Find each line with the string "Arab" and report it.
begin
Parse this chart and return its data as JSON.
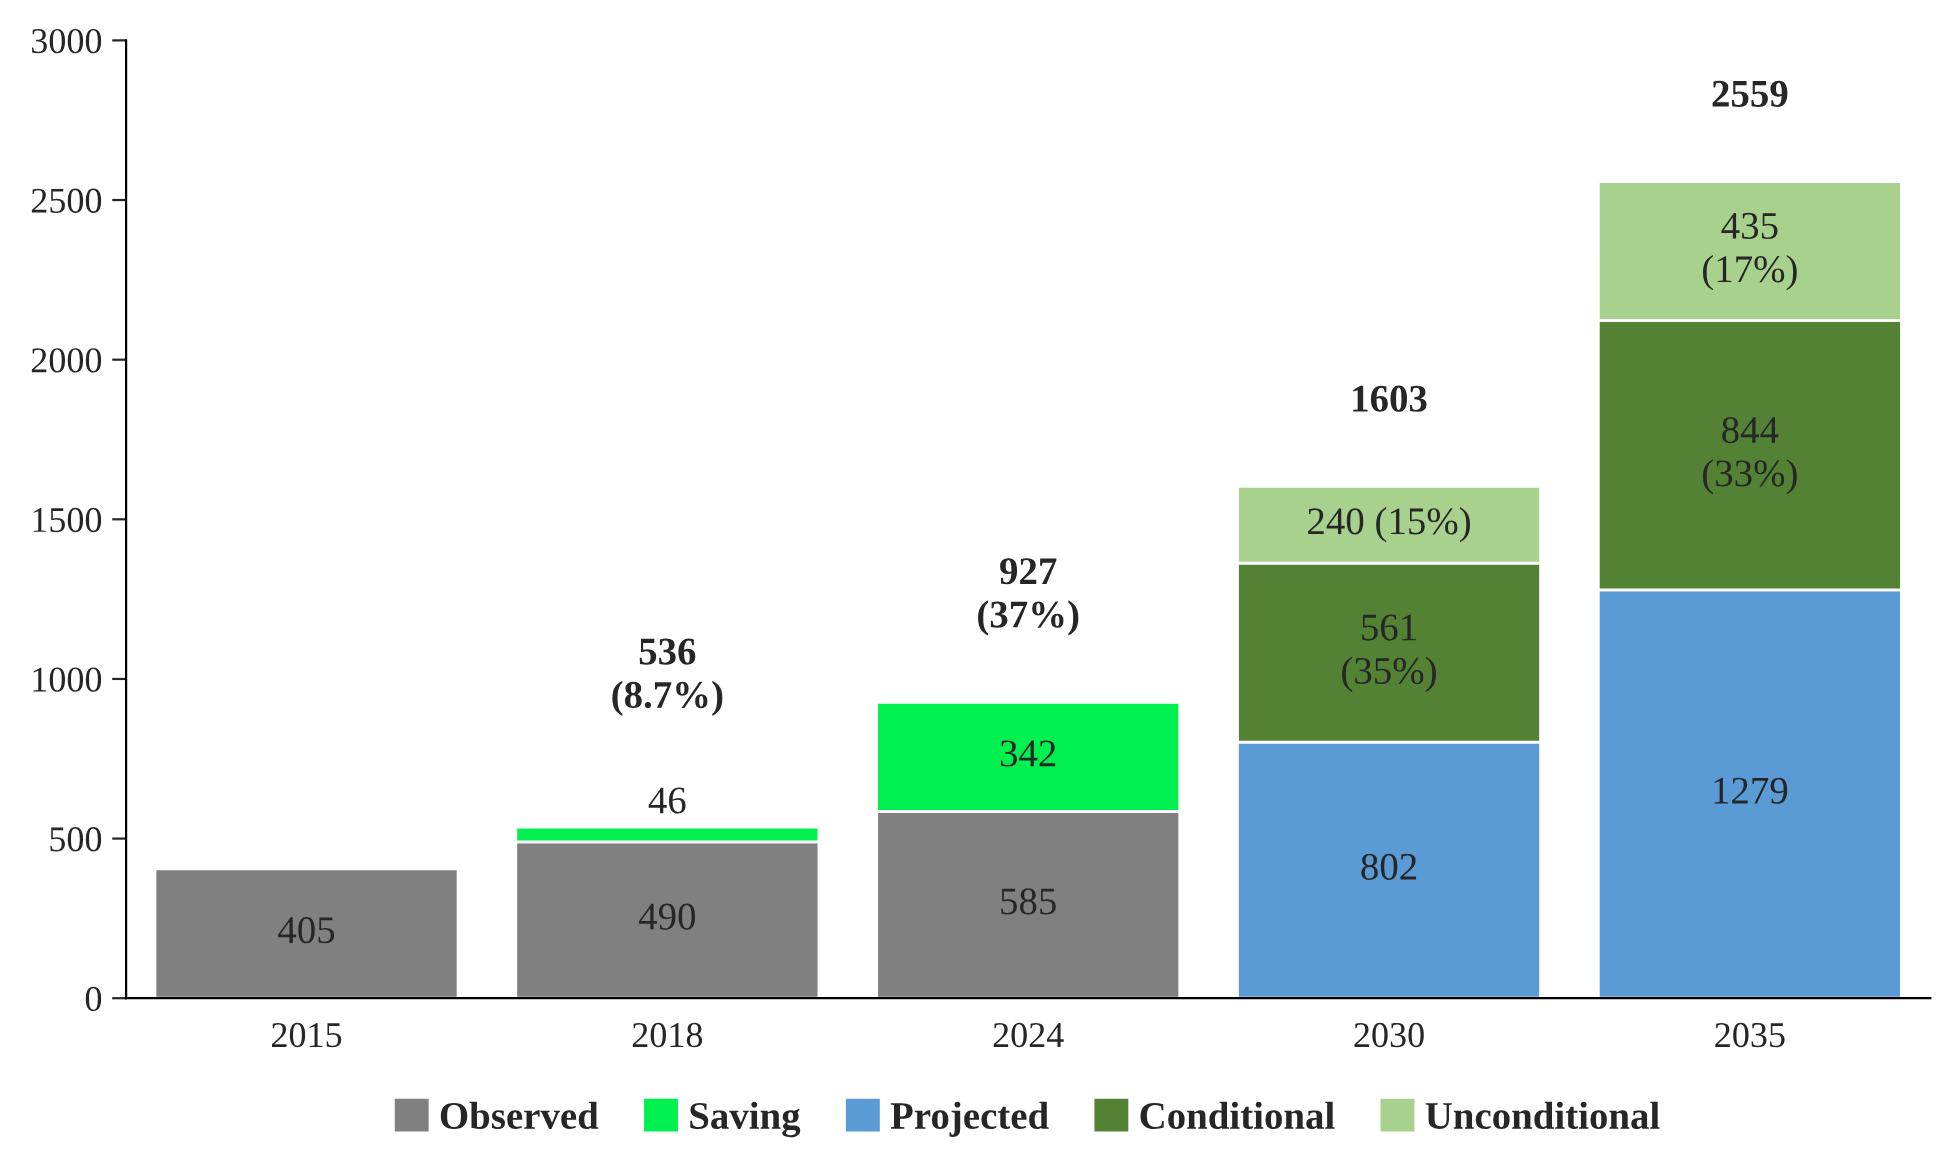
{
  "chart_data": {
    "type": "bar",
    "stacked": true,
    "categories": [
      "2015",
      "2018",
      "2024",
      "2030",
      "2035"
    ],
    "series": [
      {
        "name": "Observed",
        "color": "#808080",
        "values": [
          405,
          490,
          585,
          null,
          null
        ],
        "value_labels": [
          "405",
          "490",
          "585",
          null,
          null
        ]
      },
      {
        "name": "Saving",
        "color": "#00f050",
        "values": [
          null,
          46,
          342,
          null,
          null
        ],
        "value_labels": [
          null,
          "46",
          "342",
          null,
          null
        ]
      },
      {
        "name": "Projected",
        "color": "#5b9bd5",
        "values": [
          null,
          null,
          null,
          802,
          1279
        ],
        "value_labels": [
          null,
          null,
          null,
          "802",
          "1279"
        ]
      },
      {
        "name": "Conditional",
        "color": "#548235",
        "values": [
          null,
          null,
          null,
          561,
          844
        ],
        "value_labels": [
          null,
          null,
          null,
          "561\n(35%)",
          "844\n(33%)"
        ]
      },
      {
        "name": "Unconditional",
        "color": "#a9d18e",
        "values": [
          null,
          null,
          null,
          240,
          435
        ],
        "value_labels": [
          null,
          null,
          null,
          "240 (15%)",
          "435\n(17%)"
        ]
      }
    ],
    "totals": [
      null,
      "536\n(8.7%)",
      "927\n(37%)",
      "1603",
      "2559"
    ],
    "ylim": [
      0,
      3000
    ],
    "yticks": [
      0,
      500,
      1000,
      1500,
      2000,
      2500,
      3000
    ],
    "grid": false,
    "legend": "bottom"
  }
}
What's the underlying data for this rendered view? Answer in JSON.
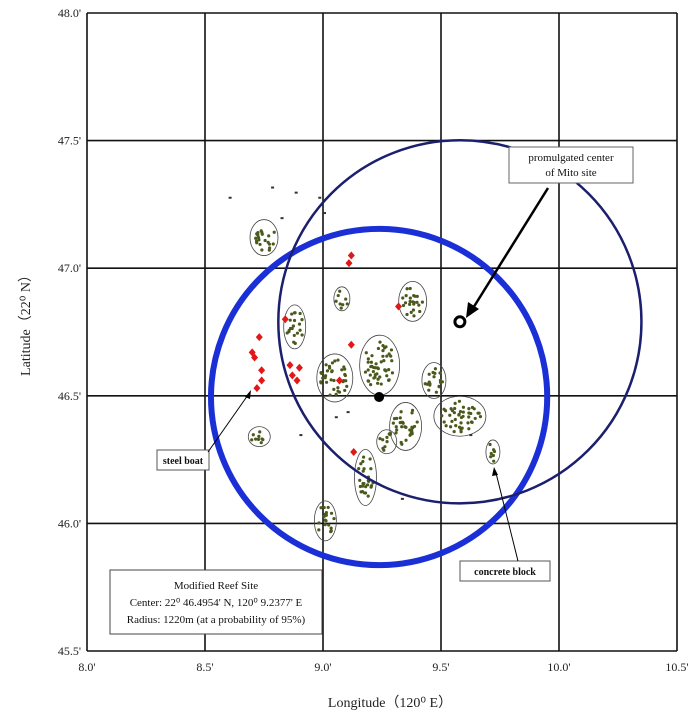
{
  "map": {
    "x_axis": {
      "title": "Longitude（120⁰ E）",
      "ticks": [
        "8.0'",
        "8.5'",
        "9.0'",
        "9.5'",
        "10.0'",
        "10.5'"
      ],
      "tick_values": [
        8.0,
        8.5,
        9.0,
        9.5,
        10.0,
        10.5
      ],
      "range": [
        8.0,
        10.5
      ]
    },
    "y_axis": {
      "title": "Latitude（22⁰ N）",
      "ticks": [
        "45.5'",
        "46.0'",
        "46.5'",
        "47.0'",
        "47.5'",
        "48.0'"
      ],
      "tick_values": [
        45.5,
        46.0,
        46.5,
        47.0,
        47.5,
        48.0
      ],
      "range": [
        45.5,
        48.0
      ]
    },
    "grid": true,
    "legend_box": {
      "line1": "Modified Reef Site",
      "line2": "Center: 22⁰ 46.4954' N, 120⁰ 9.2377' E",
      "line3": "Radius: 1220m (at a probability of 95%)"
    },
    "labels": {
      "promulgated_line1": "promulgated center",
      "promulgated_line2": "of Mito site",
      "steel_boat": "steel boat",
      "concrete_block": "concrete block"
    },
    "colors": {
      "modified_circle": "#1a2fd6",
      "promulgated_circle": "#1b1f6e",
      "steel_boat": "#e01818",
      "reef_blocks": "#4a5a1c"
    },
    "modified_circle": {
      "center_lon": 9.2377,
      "center_lat": 46.4954
    },
    "promulgated_circle": {
      "center_lon": 9.58,
      "center_lat": 46.79
    },
    "clusters": [
      {
        "lon": 8.75,
        "lat": 47.12
      },
      {
        "lon": 8.88,
        "lat": 46.77
      },
      {
        "lon": 9.08,
        "lat": 46.88
      },
      {
        "lon": 9.38,
        "lat": 46.87
      },
      {
        "lon": 9.05,
        "lat": 46.57
      },
      {
        "lon": 9.24,
        "lat": 46.62
      },
      {
        "lon": 9.35,
        "lat": 46.38
      },
      {
        "lon": 9.47,
        "lat": 46.56
      },
      {
        "lon": 9.58,
        "lat": 46.42
      },
      {
        "lon": 9.27,
        "lat": 46.32
      },
      {
        "lon": 9.18,
        "lat": 46.18
      },
      {
        "lon": 9.01,
        "lat": 46.01
      },
      {
        "lon": 8.73,
        "lat": 46.34
      },
      {
        "lon": 9.72,
        "lat": 46.28
      }
    ],
    "steel_boats": [
      {
        "lon": 9.12,
        "lat": 47.05
      },
      {
        "lon": 9.11,
        "lat": 47.02
      },
      {
        "lon": 8.73,
        "lat": 46.73
      },
      {
        "lon": 8.84,
        "lat": 46.8
      },
      {
        "lon": 8.7,
        "lat": 46.67
      },
      {
        "lon": 8.71,
        "lat": 46.65
      },
      {
        "lon": 8.74,
        "lat": 46.6
      },
      {
        "lon": 8.74,
        "lat": 46.56
      },
      {
        "lon": 8.72,
        "lat": 46.53
      },
      {
        "lon": 8.86,
        "lat": 46.62
      },
      {
        "lon": 8.87,
        "lat": 46.58
      },
      {
        "lon": 8.89,
        "lat": 46.56
      },
      {
        "lon": 8.9,
        "lat": 46.61
      },
      {
        "lon": 9.12,
        "lat": 46.7
      },
      {
        "lon": 9.07,
        "lat": 46.56
      },
      {
        "lon": 9.13,
        "lat": 46.28
      },
      {
        "lon": 9.32,
        "lat": 46.85
      }
    ]
  }
}
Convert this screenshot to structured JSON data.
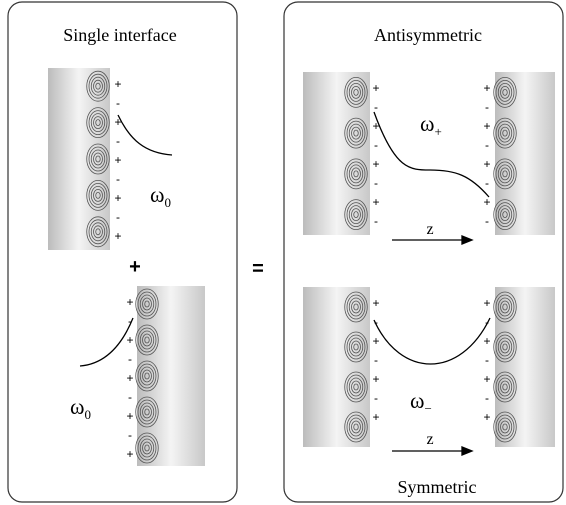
{
  "left_panel": {
    "title": "Single interface",
    "operator": "+",
    "omega_label": {
      "symbol": "ω",
      "subscript": "0"
    }
  },
  "equals": "=",
  "right_panel": {
    "top_title": "Antisymmetric",
    "bottom_title": "Symmetric",
    "omega_plus": {
      "symbol": "ω",
      "subscript": "+"
    },
    "omega_minus": {
      "symbol": "ω",
      "subscript": "−"
    },
    "axis_label": "z"
  },
  "charges": {
    "positive": "+",
    "negative": "-"
  }
}
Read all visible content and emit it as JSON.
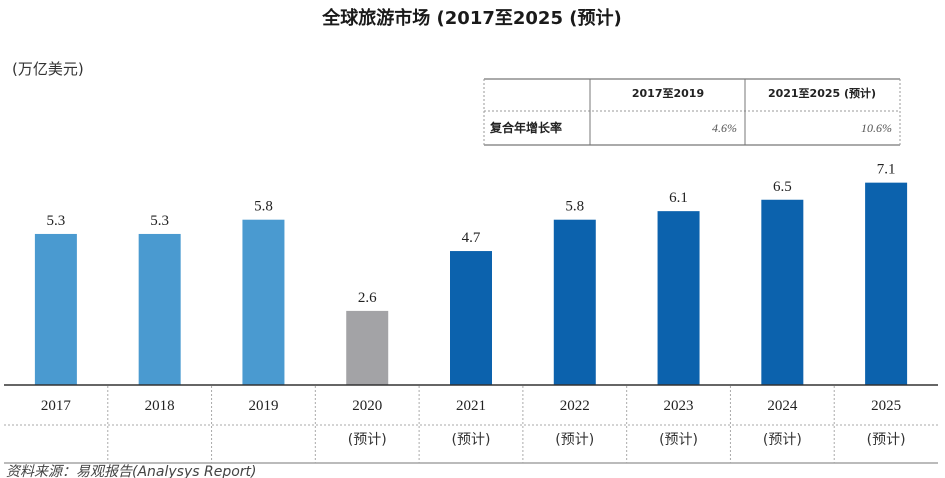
{
  "chart_data": {
    "type": "bar",
    "title": "全球旅游市场 (2017至2025 (预计)",
    "ylabel": "(万亿美元)",
    "categories": [
      "2017",
      "2018",
      "2019",
      "2020",
      "2021",
      "2022",
      "2023",
      "2024",
      "2025"
    ],
    "values": [
      5.3,
      5.3,
      5.8,
      2.6,
      4.7,
      5.8,
      6.1,
      6.5,
      7.1
    ],
    "value_labels": [
      "5.3",
      "5.3",
      "5.8",
      "2.6",
      "4.7",
      "5.8",
      "6.1",
      "6.5",
      "7.1"
    ],
    "forecast_notes": [
      "",
      "",
      "",
      "(预计)",
      "(预计)",
      "(预计)",
      "(预计)",
      "(预计)",
      "(预计)"
    ],
    "bar_colors": [
      "#4a9ad0",
      "#4a9ad0",
      "#4a9ad0",
      "#a3a3a6",
      "#0c62ad",
      "#0c62ad",
      "#0c62ad",
      "#0c62ad",
      "#0c62ad"
    ],
    "ylim": [
      0,
      8
    ],
    "grid": false
  },
  "cagr_table": {
    "headers": [
      "2017至2019",
      "2021至2025 (预计)"
    ],
    "row_label": "复合年增长率",
    "values": [
      "4.6%",
      "10.6%"
    ]
  },
  "source": "资料来源：易观报告(Analysys Report)"
}
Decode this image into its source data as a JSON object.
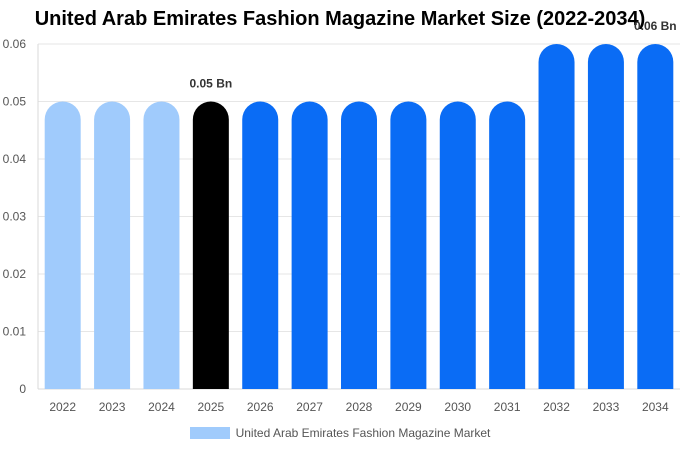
{
  "chart_data": {
    "type": "bar",
    "title": "United Arab Emirates Fashion Magazine Market Size (2022-2034)",
    "categories": [
      "2022",
      "2023",
      "2024",
      "2025",
      "2026",
      "2027",
      "2028",
      "2029",
      "2030",
      "2031",
      "2032",
      "2033",
      "2034"
    ],
    "series": [
      {
        "name": "United Arab Emirates Fashion Magazine Market",
        "values": [
          0.05,
          0.05,
          0.05,
          0.05,
          0.05,
          0.05,
          0.05,
          0.05,
          0.05,
          0.05,
          0.06,
          0.06,
          0.06
        ]
      }
    ],
    "bar_colors": [
      "#a0cbfc",
      "#a0cbfc",
      "#a0cbfc",
      "#000000",
      "#0a6cf5",
      "#0a6cf5",
      "#0a6cf5",
      "#0a6cf5",
      "#0a6cf5",
      "#0a6cf5",
      "#0a6cf5",
      "#0a6cf5",
      "#0a6cf5"
    ],
    "legend_color": "#a0cbfc",
    "data_labels": [
      {
        "index": 3,
        "text": "0.05 Bn"
      },
      {
        "index": 12,
        "text": "0.06 Bn"
      }
    ],
    "y_ticks": [
      "0",
      "0.01",
      "0.02",
      "0.03",
      "0.04",
      "0.05",
      "0.06"
    ],
    "ylim": [
      0,
      0.06
    ],
    "xlabel": "",
    "ylabel": "",
    "grid": "horizontal",
    "legend_position": "bottom"
  }
}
end
Complete output:
    "title": "United Arab Emirates Fashion Magazine Market Size (2022-2034)",
        "name": "United Arab Emirates Fashion Magazine Market",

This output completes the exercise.